- Required task -
Show all lines that include the string "subtitle"; copy each one.

- Source data -
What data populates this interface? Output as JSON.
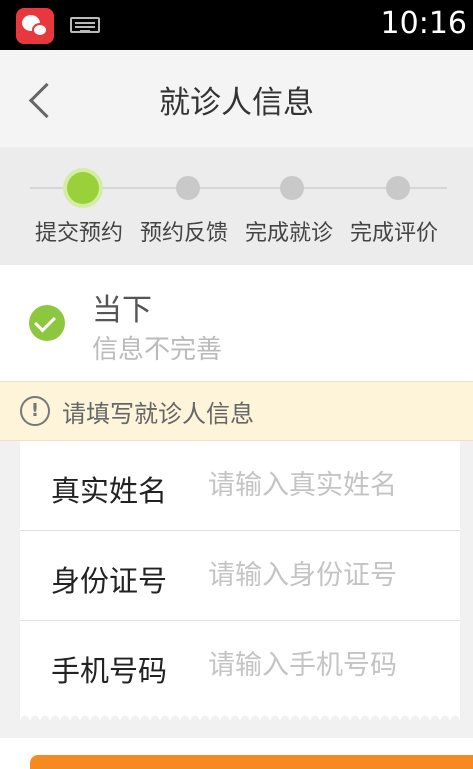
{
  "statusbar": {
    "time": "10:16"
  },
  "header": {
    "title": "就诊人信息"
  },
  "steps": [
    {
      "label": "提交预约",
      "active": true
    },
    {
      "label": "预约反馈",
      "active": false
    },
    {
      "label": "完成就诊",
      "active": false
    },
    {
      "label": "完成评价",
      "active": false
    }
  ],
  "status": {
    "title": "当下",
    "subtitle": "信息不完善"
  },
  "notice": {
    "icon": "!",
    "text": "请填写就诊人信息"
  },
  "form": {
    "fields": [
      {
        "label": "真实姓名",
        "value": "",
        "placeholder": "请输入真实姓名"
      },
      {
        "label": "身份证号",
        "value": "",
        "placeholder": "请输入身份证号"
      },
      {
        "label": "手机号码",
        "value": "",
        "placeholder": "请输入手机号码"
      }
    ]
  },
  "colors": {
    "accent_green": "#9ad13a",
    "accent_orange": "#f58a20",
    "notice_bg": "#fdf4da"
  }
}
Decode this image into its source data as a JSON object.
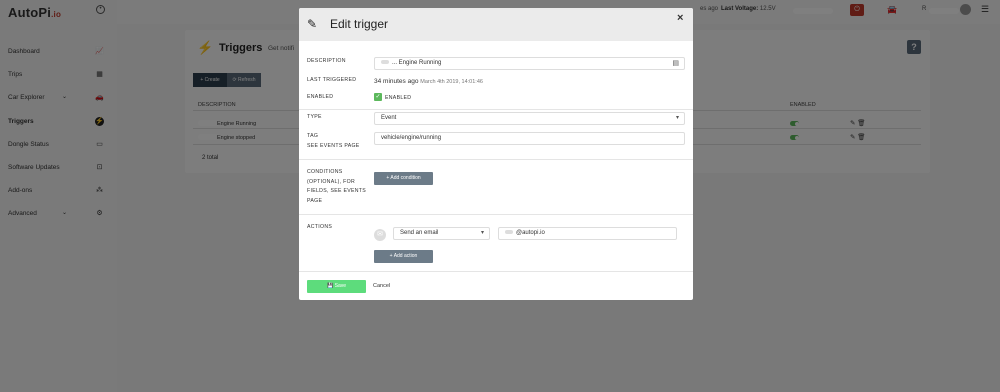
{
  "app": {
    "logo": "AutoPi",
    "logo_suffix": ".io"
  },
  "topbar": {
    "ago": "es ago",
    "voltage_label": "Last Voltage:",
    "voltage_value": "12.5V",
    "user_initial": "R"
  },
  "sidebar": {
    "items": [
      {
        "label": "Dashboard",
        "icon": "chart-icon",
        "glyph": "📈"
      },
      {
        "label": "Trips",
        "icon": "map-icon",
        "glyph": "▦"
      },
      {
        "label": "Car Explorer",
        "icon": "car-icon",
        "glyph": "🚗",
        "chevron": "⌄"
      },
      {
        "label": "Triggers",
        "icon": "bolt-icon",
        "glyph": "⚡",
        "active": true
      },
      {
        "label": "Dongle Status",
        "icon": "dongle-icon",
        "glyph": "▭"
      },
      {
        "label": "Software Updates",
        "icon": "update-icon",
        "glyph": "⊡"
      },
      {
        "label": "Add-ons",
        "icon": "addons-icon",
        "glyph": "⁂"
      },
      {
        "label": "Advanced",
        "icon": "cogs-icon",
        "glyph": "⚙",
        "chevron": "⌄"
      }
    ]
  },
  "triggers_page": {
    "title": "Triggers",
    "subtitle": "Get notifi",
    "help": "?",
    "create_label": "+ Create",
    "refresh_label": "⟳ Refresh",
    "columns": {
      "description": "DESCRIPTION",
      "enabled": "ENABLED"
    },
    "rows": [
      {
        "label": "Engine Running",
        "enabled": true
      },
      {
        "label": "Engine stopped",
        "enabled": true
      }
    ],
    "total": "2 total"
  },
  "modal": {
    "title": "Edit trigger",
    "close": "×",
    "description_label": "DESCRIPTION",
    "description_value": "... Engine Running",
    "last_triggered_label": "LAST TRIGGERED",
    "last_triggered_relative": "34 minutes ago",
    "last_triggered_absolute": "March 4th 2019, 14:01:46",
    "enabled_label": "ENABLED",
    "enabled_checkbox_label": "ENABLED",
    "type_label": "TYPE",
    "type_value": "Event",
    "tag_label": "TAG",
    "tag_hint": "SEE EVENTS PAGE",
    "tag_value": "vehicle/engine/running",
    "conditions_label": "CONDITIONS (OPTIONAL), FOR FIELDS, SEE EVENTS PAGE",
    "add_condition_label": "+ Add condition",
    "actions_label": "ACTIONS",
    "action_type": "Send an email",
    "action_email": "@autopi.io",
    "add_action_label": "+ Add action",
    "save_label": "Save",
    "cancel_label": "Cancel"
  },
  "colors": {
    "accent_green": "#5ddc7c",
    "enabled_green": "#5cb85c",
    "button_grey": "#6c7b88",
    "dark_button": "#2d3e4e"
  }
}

---

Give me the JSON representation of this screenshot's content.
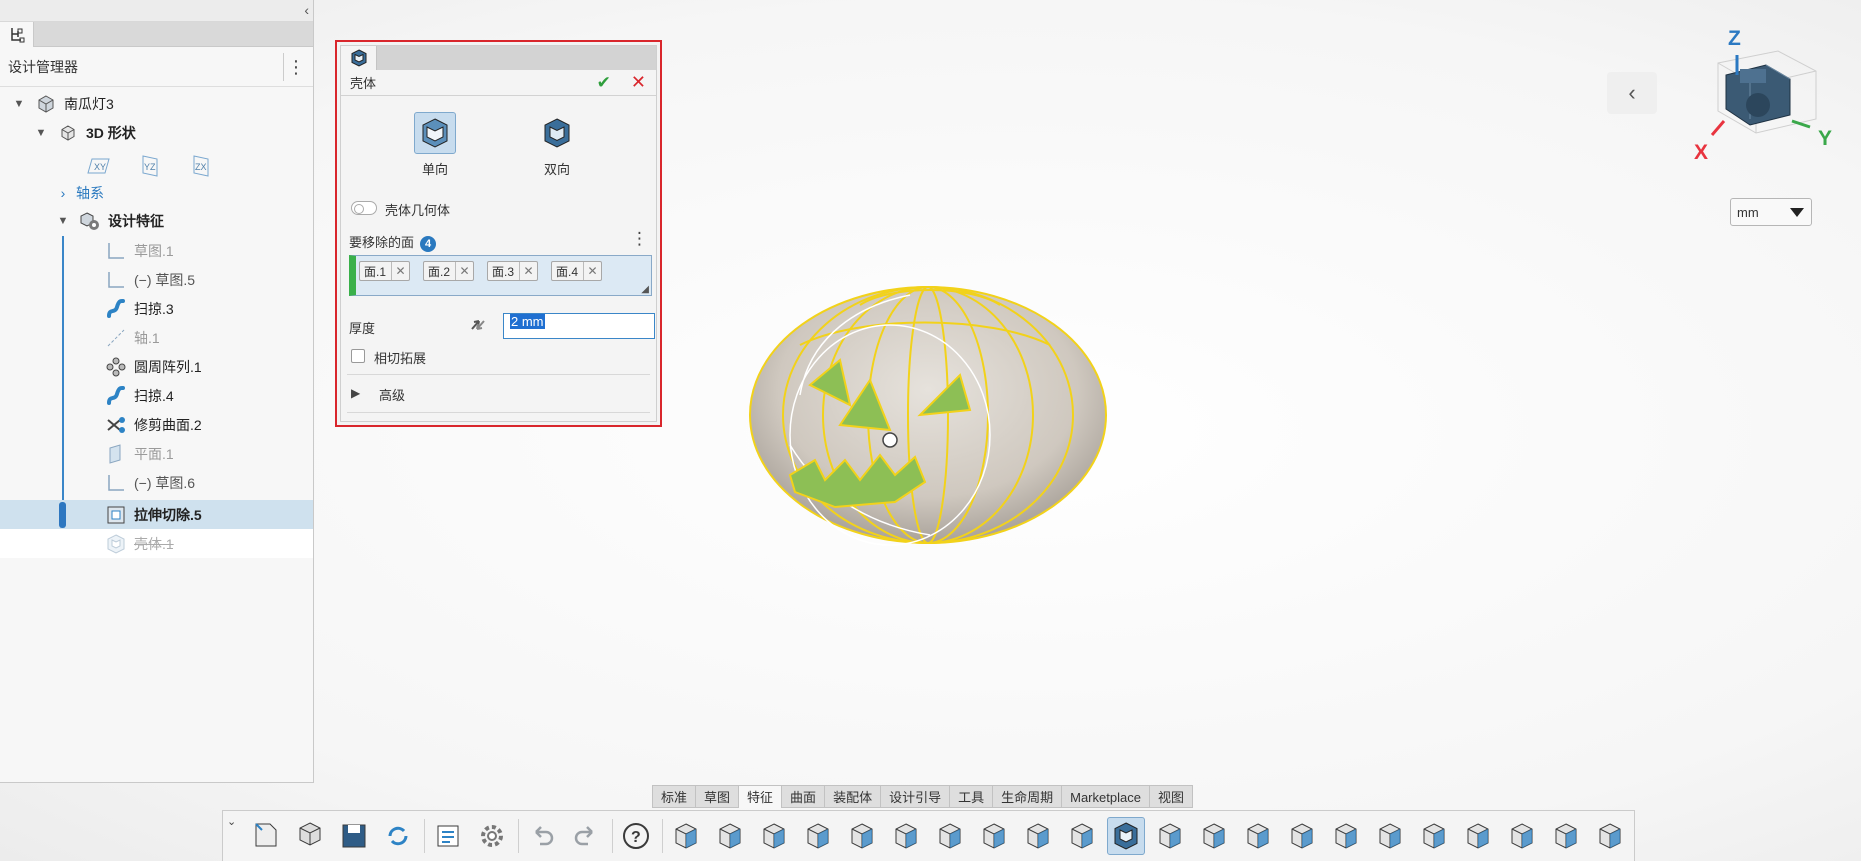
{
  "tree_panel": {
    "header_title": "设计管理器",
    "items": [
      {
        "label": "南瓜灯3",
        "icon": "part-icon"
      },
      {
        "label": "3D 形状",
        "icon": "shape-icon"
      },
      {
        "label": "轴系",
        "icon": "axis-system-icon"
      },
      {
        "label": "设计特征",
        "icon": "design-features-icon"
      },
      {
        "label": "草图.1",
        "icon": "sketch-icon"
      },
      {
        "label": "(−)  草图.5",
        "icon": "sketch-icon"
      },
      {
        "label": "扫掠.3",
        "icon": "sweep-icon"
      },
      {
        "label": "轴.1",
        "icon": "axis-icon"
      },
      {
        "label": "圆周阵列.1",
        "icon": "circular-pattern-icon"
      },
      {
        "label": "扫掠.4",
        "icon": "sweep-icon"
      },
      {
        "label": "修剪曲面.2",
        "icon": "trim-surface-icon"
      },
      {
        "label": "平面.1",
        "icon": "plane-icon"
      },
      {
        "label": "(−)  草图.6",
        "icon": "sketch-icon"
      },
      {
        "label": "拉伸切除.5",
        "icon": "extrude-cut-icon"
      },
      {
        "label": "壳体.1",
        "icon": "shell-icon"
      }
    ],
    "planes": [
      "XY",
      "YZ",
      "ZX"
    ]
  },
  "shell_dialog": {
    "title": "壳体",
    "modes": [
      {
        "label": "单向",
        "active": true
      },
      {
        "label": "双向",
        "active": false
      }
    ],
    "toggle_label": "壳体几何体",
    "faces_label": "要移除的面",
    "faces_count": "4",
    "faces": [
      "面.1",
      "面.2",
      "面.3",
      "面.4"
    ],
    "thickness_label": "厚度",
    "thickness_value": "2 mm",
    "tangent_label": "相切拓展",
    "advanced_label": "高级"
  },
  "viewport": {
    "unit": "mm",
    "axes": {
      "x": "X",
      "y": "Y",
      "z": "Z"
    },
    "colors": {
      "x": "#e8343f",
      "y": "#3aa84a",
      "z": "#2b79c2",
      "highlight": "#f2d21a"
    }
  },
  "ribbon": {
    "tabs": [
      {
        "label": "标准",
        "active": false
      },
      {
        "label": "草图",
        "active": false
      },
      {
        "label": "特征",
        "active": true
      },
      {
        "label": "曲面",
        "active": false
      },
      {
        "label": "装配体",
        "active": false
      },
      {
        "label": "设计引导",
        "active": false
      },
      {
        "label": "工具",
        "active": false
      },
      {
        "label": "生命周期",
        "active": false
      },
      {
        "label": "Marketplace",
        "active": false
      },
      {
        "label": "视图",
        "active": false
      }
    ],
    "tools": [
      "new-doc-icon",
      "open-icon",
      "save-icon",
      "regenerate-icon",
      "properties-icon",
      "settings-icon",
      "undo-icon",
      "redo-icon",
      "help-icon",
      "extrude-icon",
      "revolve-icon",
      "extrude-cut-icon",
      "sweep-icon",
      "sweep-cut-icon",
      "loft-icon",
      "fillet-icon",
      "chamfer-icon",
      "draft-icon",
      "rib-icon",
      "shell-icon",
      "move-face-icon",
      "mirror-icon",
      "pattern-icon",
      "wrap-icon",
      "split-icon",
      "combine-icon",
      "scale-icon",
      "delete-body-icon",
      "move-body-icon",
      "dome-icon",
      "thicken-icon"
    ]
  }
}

- The completed task -
    "subtitle": "信息不完善"
    "subtitle": "Get notifi",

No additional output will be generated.